INSTRUCTIONS TO FOLLOW:
Find the string "Apple" in the data, and copy out each line that has it.

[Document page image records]
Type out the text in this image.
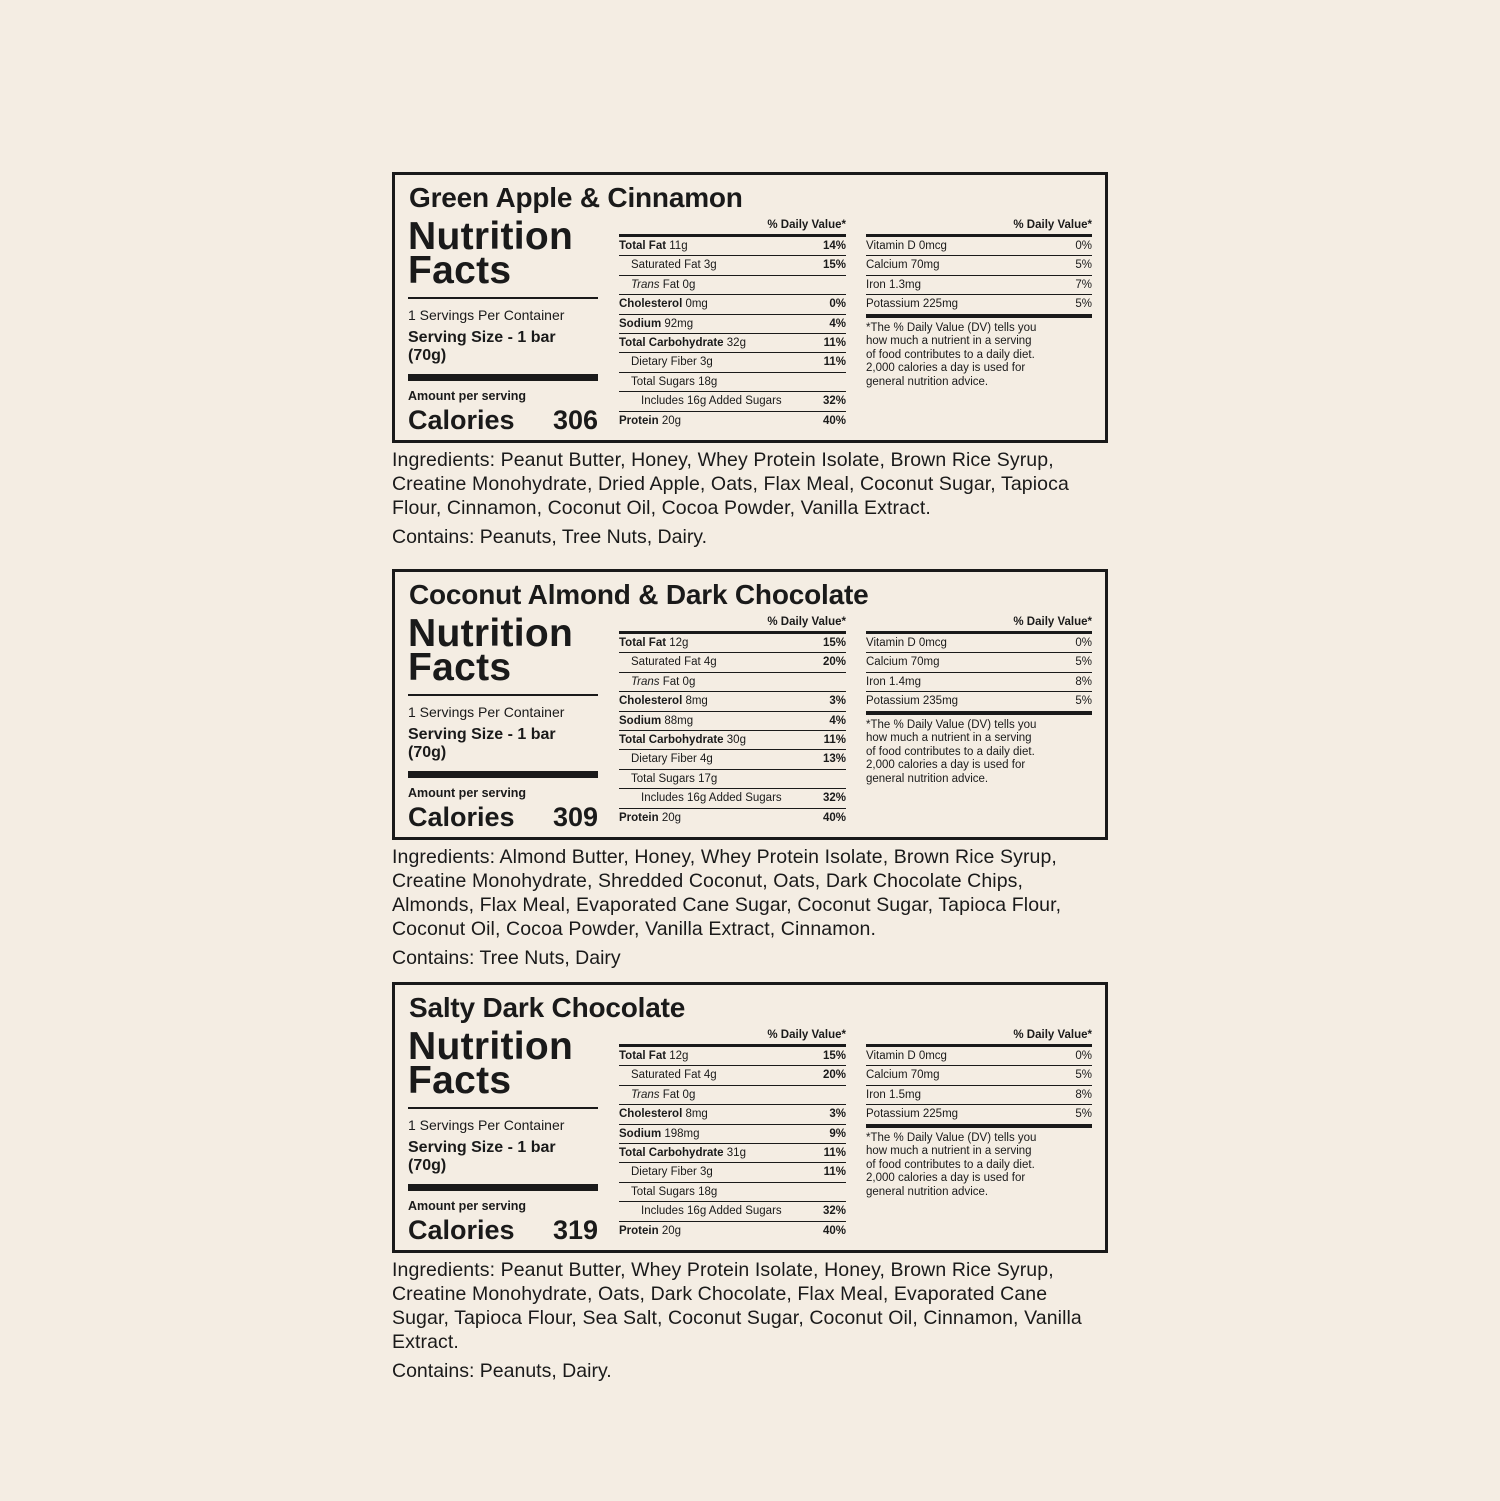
Green Apple & Cinnamon
Nutrition Facts
1 Servings Per Container
Serving Size - 1 bar (70g)
Amount per serving
Calories 306
% Daily Value*
Total Fat 11g	14%
Saturated Fat 3g	15%
Trans Fat 0g
Cholesterol 0mg	0%
Sodium 92mg	4%
Total Carbohydrate 32g	11%
Dietary Fiber 3g	11%
Total Sugars 18g
Includes 16g Added Sugars	32%
Protein 20g	40%
% Daily Value*
Vitamin D 0mcg	0%
Calcium 70mg	5%
Iron 1.3mg	7%
Potassium 225mg	5%
*The % Daily Value (DV) tells you
how much a nutrient in a serving
of food contributes to a daily diet.
2,000 calories a day is used for
general nutrition advice.
Ingredients: Peanut Butter, Honey, Whey Protein Isolate, Brown Rice Syrup, Creatine Monohydrate, Dried Apple, Oats, Flax Meal, Coconut Sugar, Tapioca Flour, Cinnamon, Coconut Oil, Cocoa Powder, Vanilla Extract.
Contains: Peanuts, Tree Nuts, Dairy.
Coconut Almond & Dark Chocolate
Nutrition Facts
1 Servings Per Container
Serving Size - 1 bar (70g)
Amount per serving
Calories 309
% Daily Value*
Total Fat 12g	15%
Saturated Fat 4g	20%
Trans Fat 0g
Cholesterol 8mg	3%
Sodium 88mg	4%
Total Carbohydrate 30g	11%
Dietary Fiber 4g	13%
Total Sugars 17g
Includes 16g Added Sugars	32%
Protein 20g	40%
% Daily Value*
Vitamin D 0mcg	0%
Calcium 70mg	5%
Iron 1.4mg	8%
Potassium 235mg	5%
*The % Daily Value (DV) tells you
how much a nutrient in a serving
of food contributes to a daily diet.
2,000 calories a day is used for
general nutrition advice.
Ingredients: Almond Butter, Honey, Whey Protein Isolate, Brown Rice Syrup, Creatine Monohydrate, Shredded Coconut, Oats, Dark Chocolate Chips, Almonds, Flax Meal, Evaporated Cane Sugar, Coconut Sugar, Tapioca Flour, Coconut Oil, Cocoa Powder, Vanilla Extract, Cinnamon.
Contains: Tree Nuts, Dairy
Salty Dark Chocolate
Nutrition Facts
1 Servings Per Container
Serving Size - 1 bar (70g)
Amount per serving
Calories 319
% Daily Value*
Total Fat 12g	15%
Saturated Fat 4g	20%
Trans Fat 0g
Cholesterol 8mg	3%
Sodium 198mg	9%
Total Carbohydrate 31g	11%
Dietary Fiber 3g	11%
Total Sugars 18g
Includes 16g Added Sugars	32%
Protein 20g	40%
% Daily Value*
Vitamin D 0mcg	0%
Calcium 70mg	5%
Iron 1.5mg	8%
Potassium 225mg	5%
*The % Daily Value (DV) tells you
how much a nutrient in a serving
of food contributes to a daily diet.
2,000 calories a day is used for
general nutrition advice.
Ingredients: Peanut Butter, Whey Protein Isolate, Honey, Brown Rice Syrup, Creatine Monohydrate, Oats, Dark Chocolate, Flax Meal, Evaporated Cane Sugar, Tapioca Flour, Sea Salt, Coconut Sugar, Coconut Oil, Cinnamon, Vanilla Extract.
Contains: Peanuts, Dairy.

RESPONSE TO THIS EXERCISE:
Green Apple & Cinnamon
Ingredients: Peanut Butter, Honey, Whey Protein Isolate, Brown Rice Syrup, Creatine Monohydrate, Dried Apple, Oats, Flax Meal, Coconut Sugar, Tapioca Flour, Cinnamon, Coconut Oil, Cocoa Powder, Vanilla Extract.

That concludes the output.